Figure collection entries:
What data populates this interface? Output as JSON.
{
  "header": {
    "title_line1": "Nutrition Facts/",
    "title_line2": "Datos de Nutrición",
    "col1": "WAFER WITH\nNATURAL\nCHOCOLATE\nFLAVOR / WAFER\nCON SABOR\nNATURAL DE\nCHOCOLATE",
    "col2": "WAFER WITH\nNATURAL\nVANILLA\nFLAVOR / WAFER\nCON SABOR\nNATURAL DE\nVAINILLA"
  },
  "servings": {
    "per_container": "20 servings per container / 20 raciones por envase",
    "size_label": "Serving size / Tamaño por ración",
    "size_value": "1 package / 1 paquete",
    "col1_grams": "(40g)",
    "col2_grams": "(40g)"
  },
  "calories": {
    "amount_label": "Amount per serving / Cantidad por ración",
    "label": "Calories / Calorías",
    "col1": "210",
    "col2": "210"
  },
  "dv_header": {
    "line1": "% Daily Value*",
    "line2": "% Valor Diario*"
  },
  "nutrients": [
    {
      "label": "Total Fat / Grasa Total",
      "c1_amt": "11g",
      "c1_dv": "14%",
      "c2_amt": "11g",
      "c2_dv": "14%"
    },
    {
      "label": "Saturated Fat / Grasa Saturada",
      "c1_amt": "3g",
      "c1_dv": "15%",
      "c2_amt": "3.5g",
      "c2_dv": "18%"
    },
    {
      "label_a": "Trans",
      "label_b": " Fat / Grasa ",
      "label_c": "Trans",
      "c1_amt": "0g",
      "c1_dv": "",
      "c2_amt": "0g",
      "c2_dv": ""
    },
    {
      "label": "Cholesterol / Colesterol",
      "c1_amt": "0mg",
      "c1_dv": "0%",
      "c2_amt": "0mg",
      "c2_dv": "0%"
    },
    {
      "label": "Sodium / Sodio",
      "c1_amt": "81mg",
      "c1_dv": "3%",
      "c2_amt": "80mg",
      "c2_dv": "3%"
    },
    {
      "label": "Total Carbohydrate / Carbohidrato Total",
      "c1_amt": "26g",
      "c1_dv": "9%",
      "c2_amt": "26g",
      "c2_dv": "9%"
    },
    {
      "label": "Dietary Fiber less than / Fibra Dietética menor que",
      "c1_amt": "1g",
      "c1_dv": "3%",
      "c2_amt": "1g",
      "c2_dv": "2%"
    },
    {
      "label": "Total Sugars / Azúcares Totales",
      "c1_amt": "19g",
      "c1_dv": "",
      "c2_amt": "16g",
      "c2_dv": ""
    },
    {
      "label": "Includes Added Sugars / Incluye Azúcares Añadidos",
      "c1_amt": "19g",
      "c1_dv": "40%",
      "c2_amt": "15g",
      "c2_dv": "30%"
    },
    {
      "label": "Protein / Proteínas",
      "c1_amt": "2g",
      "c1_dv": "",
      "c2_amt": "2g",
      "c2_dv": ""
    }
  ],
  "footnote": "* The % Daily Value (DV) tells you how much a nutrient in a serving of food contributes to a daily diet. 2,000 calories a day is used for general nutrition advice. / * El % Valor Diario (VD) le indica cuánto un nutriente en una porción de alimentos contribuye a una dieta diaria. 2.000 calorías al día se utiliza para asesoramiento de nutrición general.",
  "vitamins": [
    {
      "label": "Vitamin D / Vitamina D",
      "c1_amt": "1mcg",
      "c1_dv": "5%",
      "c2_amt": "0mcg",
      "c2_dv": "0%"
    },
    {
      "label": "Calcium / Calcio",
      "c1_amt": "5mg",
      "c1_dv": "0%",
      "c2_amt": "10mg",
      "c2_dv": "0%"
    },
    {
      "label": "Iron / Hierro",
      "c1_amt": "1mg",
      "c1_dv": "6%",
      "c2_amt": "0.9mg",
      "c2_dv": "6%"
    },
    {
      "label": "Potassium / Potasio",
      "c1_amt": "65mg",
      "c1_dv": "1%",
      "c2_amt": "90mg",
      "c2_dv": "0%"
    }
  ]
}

**Task details**
Filter the entries above down to the lines that contain "WAFER".

**Task response**
    "col1": "WAFER WITH\nNATURAL\nCHOCOLATE\nFLAVOR / WAFER\nCON SABOR\nNATURAL DE\nCHOCOLATE",
    "col2": "WAFER WITH\nNATURAL\nVANILLA\nFLAVOR / WAFER\nCON SABOR\nNATURAL DE\nVAINILLA"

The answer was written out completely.